■ Listing
<<<<

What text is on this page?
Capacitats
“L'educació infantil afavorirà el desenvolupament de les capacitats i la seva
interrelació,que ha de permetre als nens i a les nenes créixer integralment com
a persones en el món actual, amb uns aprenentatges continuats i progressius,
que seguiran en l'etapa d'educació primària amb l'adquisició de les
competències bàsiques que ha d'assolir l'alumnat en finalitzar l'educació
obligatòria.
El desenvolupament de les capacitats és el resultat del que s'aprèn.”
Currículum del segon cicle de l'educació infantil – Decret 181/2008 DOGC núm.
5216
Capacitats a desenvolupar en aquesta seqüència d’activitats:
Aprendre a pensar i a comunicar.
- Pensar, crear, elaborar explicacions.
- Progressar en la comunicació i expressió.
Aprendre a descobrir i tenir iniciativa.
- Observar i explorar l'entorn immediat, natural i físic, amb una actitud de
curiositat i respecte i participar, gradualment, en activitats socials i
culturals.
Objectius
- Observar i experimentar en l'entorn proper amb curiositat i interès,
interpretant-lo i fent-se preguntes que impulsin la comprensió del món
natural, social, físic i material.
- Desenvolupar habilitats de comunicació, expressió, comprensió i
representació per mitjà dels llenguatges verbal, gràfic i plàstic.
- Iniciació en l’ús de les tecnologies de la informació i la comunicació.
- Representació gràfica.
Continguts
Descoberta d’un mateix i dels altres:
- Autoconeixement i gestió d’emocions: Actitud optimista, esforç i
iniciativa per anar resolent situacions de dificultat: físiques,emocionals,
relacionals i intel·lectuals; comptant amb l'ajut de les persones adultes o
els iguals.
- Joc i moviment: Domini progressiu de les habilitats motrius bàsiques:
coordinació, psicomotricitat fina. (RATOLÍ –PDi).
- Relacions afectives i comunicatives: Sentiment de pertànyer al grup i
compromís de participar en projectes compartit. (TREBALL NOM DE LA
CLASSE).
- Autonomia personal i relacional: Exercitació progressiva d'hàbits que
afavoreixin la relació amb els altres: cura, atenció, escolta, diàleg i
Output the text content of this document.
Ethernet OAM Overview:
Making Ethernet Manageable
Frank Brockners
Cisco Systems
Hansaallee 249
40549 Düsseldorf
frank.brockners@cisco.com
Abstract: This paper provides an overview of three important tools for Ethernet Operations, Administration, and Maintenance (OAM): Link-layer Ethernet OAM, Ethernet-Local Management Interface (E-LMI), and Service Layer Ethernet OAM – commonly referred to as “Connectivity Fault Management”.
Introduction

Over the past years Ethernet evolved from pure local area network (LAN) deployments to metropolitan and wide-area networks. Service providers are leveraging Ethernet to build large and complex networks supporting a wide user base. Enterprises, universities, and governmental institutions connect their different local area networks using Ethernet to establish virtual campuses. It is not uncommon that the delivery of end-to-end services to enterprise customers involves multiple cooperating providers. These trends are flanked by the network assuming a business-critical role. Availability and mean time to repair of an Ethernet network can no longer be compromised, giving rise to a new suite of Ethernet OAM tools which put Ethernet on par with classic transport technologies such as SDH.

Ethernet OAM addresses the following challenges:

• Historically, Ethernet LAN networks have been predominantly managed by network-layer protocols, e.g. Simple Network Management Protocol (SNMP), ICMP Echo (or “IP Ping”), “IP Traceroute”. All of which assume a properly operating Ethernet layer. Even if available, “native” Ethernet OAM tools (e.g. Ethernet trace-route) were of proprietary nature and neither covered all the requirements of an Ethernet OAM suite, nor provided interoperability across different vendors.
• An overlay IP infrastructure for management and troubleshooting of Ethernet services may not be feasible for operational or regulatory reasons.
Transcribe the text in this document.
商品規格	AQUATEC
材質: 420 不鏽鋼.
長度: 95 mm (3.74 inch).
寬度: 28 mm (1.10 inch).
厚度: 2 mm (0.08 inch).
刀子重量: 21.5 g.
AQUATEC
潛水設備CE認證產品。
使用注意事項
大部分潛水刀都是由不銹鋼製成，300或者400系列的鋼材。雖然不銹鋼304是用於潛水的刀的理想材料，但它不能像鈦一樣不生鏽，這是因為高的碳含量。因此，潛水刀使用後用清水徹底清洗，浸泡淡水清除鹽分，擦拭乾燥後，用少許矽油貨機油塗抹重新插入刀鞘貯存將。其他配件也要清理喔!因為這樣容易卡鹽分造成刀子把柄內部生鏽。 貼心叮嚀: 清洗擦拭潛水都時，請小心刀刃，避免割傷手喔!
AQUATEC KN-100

>>>>

■ Task brief
Reproduce all the records precisely.

■ Complete answer
What text is on this page?
Capacitats
“L'educació infantil afavorirà el desenvolupament de les capacitats i la seva
interrelació,que ha de permetre als nens i a les nenes créixer integralment com
a persones en el món actual, amb uns aprenentatges continuats i progressius,
que seguiran en l'etapa d'educació primària amb l'adquisició de les
competències bàsiques que ha d'assolir l'alumnat en finalitzar l'educació
obligatòria.
El desenvolupament de les capacitats és el resultat del que s'aprèn.”
Currículum del segon cicle de l'educació infantil – Decret 181/2008 DOGC núm.
5216
Capacitats a desenvolupar en aquesta seqüència d’activitats:
Aprendre a pensar i a comunicar.
- Pensar, crear, elaborar explicacions.
- Progressar en la comunicació i expressió.
Aprendre a descobrir i tenir iniciativa.
- Observar i explorar l'entorn immediat, natural i físic, amb una actitud de
curiositat i respecte i participar, gradualment, en activitats socials i
culturals.
Objectius
- Observar i experimentar en l'entorn proper amb curiositat i interès,
interpretant-lo i fent-se preguntes que impulsin la comprensió del món
natural, social, físic i material.
- Desenvolupar habilitats de comunicació, expressió, comprensió i
representació per mitjà dels llenguatges verbal, gràfic i plàstic.
- Iniciació en l’ús de les tecnologies de la informació i la comunicació.
- Representació gràfica.
Continguts
Descoberta d’un mateix i dels altres:
- Autoconeixement i gestió d’emocions: Actitud optimista, esforç i
iniciativa per anar resolent situacions de dificultat: físiques,emocionals,
relacionals i intel·lectuals; comptant amb l'ajut de les persones adultes o
els iguals.
- Joc i moviment: Domini progressiu de les habilitats motrius bàsiques:
coordinació, psicomotricitat fina. (RATOLÍ –PDi).
- Relacions afectives i comunicatives: Sentiment de pertànyer al grup i
compromís de participar en projectes compartit. (TREBALL NOM DE LA
CLASSE).
- Autonomia personal i relacional: Exercitació progressiva d'hàbits que
afavoreixin la relació amb els altres: cura, atenció, escolta, diàleg i
Output the text content of this document.
Ethernet OAM Overview:
Making Ethernet Manageable
Frank Brockners
Cisco Systems
Hansaallee 249
40549 Düsseldorf
frank.brockners@cisco.com
Abstract: This paper provides an overview of three important tools for Ethernet Operations, Administration, and Maintenance (OAM): Link-layer Ethernet OAM, Ethernet-Local Management Interface (E-LMI), and Service Layer Ethernet OAM – commonly referred to as “Connectivity Fault Management”.
Introduction

Over the past years Ethernet evolved from pure local area network (LAN) deployments to metropolitan and wide-area networks. Service providers are leveraging Ethernet to build large and complex networks supporting a wide user base. Enterprises, universities, and governmental institutions connect their different local area networks using Ethernet to establish virtual campuses. It is not uncommon that the delivery of end-to-end services to enterprise customers involves multiple cooperating providers. These trends are flanked by the network assuming a business-critical role. Availability and mean time to repair of an Ethernet network can no longer be compromised, giving rise to a new suite of Ethernet OAM tools which put Ethernet on par with classic transport technologies such as SDH.

Ethernet OAM addresses the following challenges:

• Historically, Ethernet LAN networks have been predominantly managed by network-layer protocols, e.g. Simple Network Management Protocol (SNMP), ICMP Echo (or “IP Ping”), “IP Traceroute”. All of which assume a properly operating Ethernet layer. Even if available, “native” Ethernet OAM tools (e.g. Ethernet trace-route) were of proprietary nature and neither covered all the requirements of an Ethernet OAM suite, nor provided interoperability across different vendors.
• An overlay IP infrastructure for management and troubleshooting of Ethernet services may not be feasible for operational or regulatory reasons.
Transcribe the text in this document.
商品規格	AQUATEC
材質: 420 不鏽鋼.
長度: 95 mm (3.74 inch).
寬度: 28 mm (1.10 inch).
厚度: 2 mm (0.08 inch).
刀子重量: 21.5 g.
AQUATEC
潛水設備CE認證產品。
使用注意事項
大部分潛水刀都是由不銹鋼製成，300或者400系列的鋼材。雖然不銹鋼304是用於潛水的刀的理想材料，但它不能像鈦一樣不生鏽，這是因為高的碳含量。因此，潛水刀使用後用清水徹底清洗，浸泡淡水清除鹽分，擦拭乾燥後，用少許矽油貨機油塗抹重新插入刀鞘貯存將。其他配件也要清理喔!因為這樣容易卡鹽分造成刀子把柄內部生鏽。 貼心叮嚀: 清洗擦拭潛水都時，請小心刀刃，避免割傷手喔!
AQUATEC KN-100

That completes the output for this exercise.